EXTRACTED MATERIAL:

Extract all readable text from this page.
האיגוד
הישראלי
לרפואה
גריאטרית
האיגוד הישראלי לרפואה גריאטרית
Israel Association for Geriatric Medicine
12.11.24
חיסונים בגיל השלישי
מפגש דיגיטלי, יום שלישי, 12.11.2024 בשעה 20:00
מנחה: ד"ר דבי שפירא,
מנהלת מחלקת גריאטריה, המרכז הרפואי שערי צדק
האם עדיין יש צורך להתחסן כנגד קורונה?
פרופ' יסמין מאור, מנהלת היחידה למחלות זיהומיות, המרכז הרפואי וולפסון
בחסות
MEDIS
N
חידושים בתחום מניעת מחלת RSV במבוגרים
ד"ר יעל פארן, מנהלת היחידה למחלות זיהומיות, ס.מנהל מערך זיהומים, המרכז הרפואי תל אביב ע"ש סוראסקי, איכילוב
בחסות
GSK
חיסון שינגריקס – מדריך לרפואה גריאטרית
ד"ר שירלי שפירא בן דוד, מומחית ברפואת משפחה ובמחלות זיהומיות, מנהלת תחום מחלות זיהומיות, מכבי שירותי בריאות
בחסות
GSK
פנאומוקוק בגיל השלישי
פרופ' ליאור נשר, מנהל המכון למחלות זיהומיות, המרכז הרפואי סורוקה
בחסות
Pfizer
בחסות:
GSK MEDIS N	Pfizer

GIVEN INSTRUCTION: Send back every record, precisely as written.

EXPECTED ANSWER:
Extract all readable text from this page.
האיגוד
הישראלי
לרפואה
גריאטרית
האיגוד הישראלי לרפואה גריאטרית
Israel Association for Geriatric Medicine
12.11.24
חיסונים בגיל השלישי
מפגש דיגיטלי, יום שלישי, 12.11.2024 בשעה 20:00
מנחה: ד"ר דבי שפירא,
מנהלת מחלקת גריאטריה, המרכז הרפואי שערי צדק
האם עדיין יש צורך להתחסן כנגד קורונה?
פרופ' יסמין מאור, מנהלת היחידה למחלות זיהומיות, המרכז הרפואי וולפסון
בחסות
MEDIS
N
חידושים בתחום מניעת מחלת RSV במבוגרים
ד"ר יעל פארן, מנהלת היחידה למחלות זיהומיות, ס.מנהל מערך זיהומים, המרכז הרפואי תל אביב ע"ש סוראסקי, איכילוב
בחסות
GSK
חיסון שינגריקס – מדריך לרפואה גריאטרית
ד"ר שירלי שפירא בן דוד, מומחית ברפואת משפחה ובמחלות זיהומיות, מנהלת תחום מחלות זיהומיות, מכבי שירותי בריאות
בחסות
GSK
פנאומוקוק בגיל השלישי
פרופ' ליאור נשר, מנהל המכון למחלות זיהומיות, המרכז הרפואי סורוקה
בחסות
Pfizer
בחסות:
GSK MEDIS N	Pfizer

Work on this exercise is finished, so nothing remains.